* **Exercise**
Below is some material; set it all down exactly, apart from the pictures.

* **Data entries**
########

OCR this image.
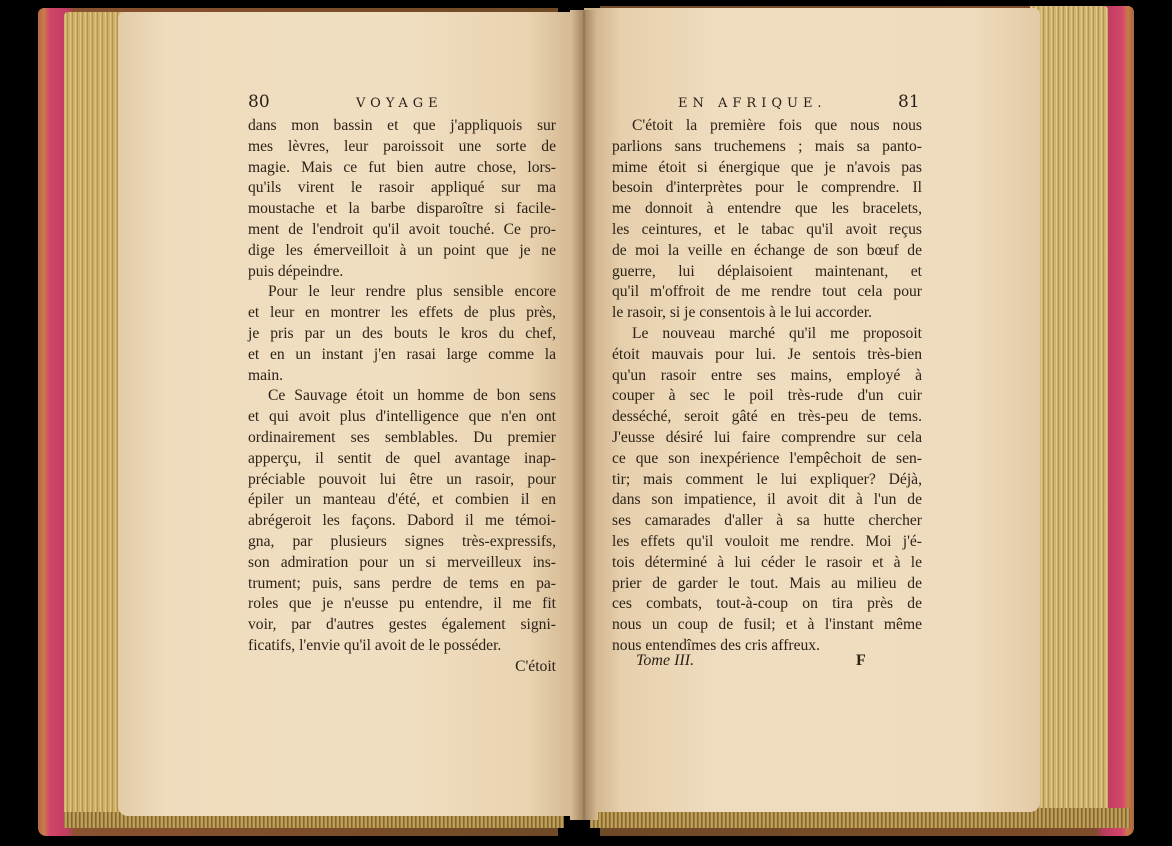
80	VOYAGE
dans mon bassin et que j'appliquois sur
mes lèvres, leur paroissoit une sorte de
magie. Mais ce fut bien autre chose, lors-
qu'ils virent le rasoir appliqué sur ma
moustache et la barbe disparoître si facile-
ment de l'endroit qu'il avoit touché. Ce pro-
dige les émerveilloit à un point que je ne
puis dépeindre.
Pour le leur rendre plus sensible encore
et leur en montrer les effets de plus près,
je pris par un des bouts le kros du chef,
et en un instant j'en rasai large comme la
main.
Ce Sauvage étoit un homme de bon sens
et qui avoit plus d'intelligence que n'en ont
ordinairement ses semblables. Du premier
apperçu, il sentit de quel avantage inap-
préciable pouvoit lui être un rasoir, pour
épiler un manteau d'été, et combien il en
abrégeroit les façons. Dabord il me témoi-
gna, par plusieurs signes très-expressifs,
son admiration pour un si merveilleux ins-
trument; puis, sans perdre de tems en pa-
roles que je n'eusse pu entendre, il me fit
voir, par d'autres gestes également signi-
ficatifs, l'envie qu'il avoit de le posséder.
C'étoit
EN AFRIQUE.	81
C'étoit la première fois que nous nous
parlions sans truchemens ; mais sa panto-
mime étoit si énergique que je n'avois pas
besoin d'interprètes pour le comprendre. Il
me donnoit à entendre que les bracelets,
les ceintures, et le tabac qu'il avoit reçus
de moi la veille en échange de son bœuf de
guerre, lui déplaisoient maintenant, et
qu'il m'offroit de me rendre tout cela pour
le rasoir, si je consentois à le lui accorder.
Le nouveau marché qu'il me proposoit
étoit mauvais pour lui. Je sentois très-bien
qu'un rasoir entre ses mains, employé à
couper à sec le poil très-rude d'un cuir
desséché, seroit gâté en très-peu de tems.
J'eusse désiré lui faire comprendre sur cela
ce que son inexpérience l'empêchoit de sen-
tir; mais comment le lui expliquer? Déjà,
dans son impatience, il avoit dit à l'un de
ses camarades d'aller à sa hutte chercher
les effets qu'il vouloit me rendre. Moi j'é-
tois déterminé à lui céder le rasoir et à le
prier de garder le tout. Mais au milieu de
ces combats, tout-à-coup on tira près de
nous un coup de fusil; et à l'instant même
nous entendîmes des cris affreux.
Tome III.	F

########

* **The output**
OCR this image.
80	VOYAGE
dans mon bassin et que j'appliquois sur
mes lèvres, leur paroissoit une sorte de
magie. Mais ce fut bien autre chose, lors-
qu'ils virent le rasoir appliqué sur ma
moustache et la barbe disparoître si facile-
ment de l'endroit qu'il avoit touché. Ce pro-
dige les émerveilloit à un point que je ne
puis dépeindre.
Pour le leur rendre plus sensible encore
et leur en montrer les effets de plus près,
je pris par un des bouts le kros du chef,
et en un instant j'en rasai large comme la
main.
Ce Sauvage étoit un homme de bon sens
et qui avoit plus d'intelligence que n'en ont
ordinairement ses semblables. Du premier
apperçu, il sentit de quel avantage inap-
préciable pouvoit lui être un rasoir, pour
épiler un manteau d'été, et combien il en
abrégeroit les façons. Dabord il me témoi-
gna, par plusieurs signes très-expressifs,
son admiration pour un si merveilleux ins-
trument; puis, sans perdre de tems en pa-
roles que je n'eusse pu entendre, il me fit
voir, par d'autres gestes également signi-
ficatifs, l'envie qu'il avoit de le posséder.
C'étoit
EN AFRIQUE.	81
C'étoit la première fois que nous nous
parlions sans truchemens ; mais sa panto-
mime étoit si énergique que je n'avois pas
besoin d'interprètes pour le comprendre. Il
me donnoit à entendre que les bracelets,
les ceintures, et le tabac qu'il avoit reçus
de moi la veille en échange de son bœuf de
guerre, lui déplaisoient maintenant, et
qu'il m'offroit de me rendre tout cela pour
le rasoir, si je consentois à le lui accorder.
Le nouveau marché qu'il me proposoit
étoit mauvais pour lui. Je sentois très-bien
qu'un rasoir entre ses mains, employé à
couper à sec le poil très-rude d'un cuir
desséché, seroit gâté en très-peu de tems.
J'eusse désiré lui faire comprendre sur cela
ce que son inexpérience l'empêchoit de sen-
tir; mais comment le lui expliquer? Déjà,
dans son impatience, il avoit dit à l'un de
ses camarades d'aller à sa hutte chercher
les effets qu'il vouloit me rendre. Moi j'é-
tois déterminé à lui céder le rasoir et à le
prier de garder le tout. Mais au milieu de
ces combats, tout-à-coup on tira près de
nous un coup de fusil; et à l'instant même
nous entendîmes des cris affreux.
Tome III.	F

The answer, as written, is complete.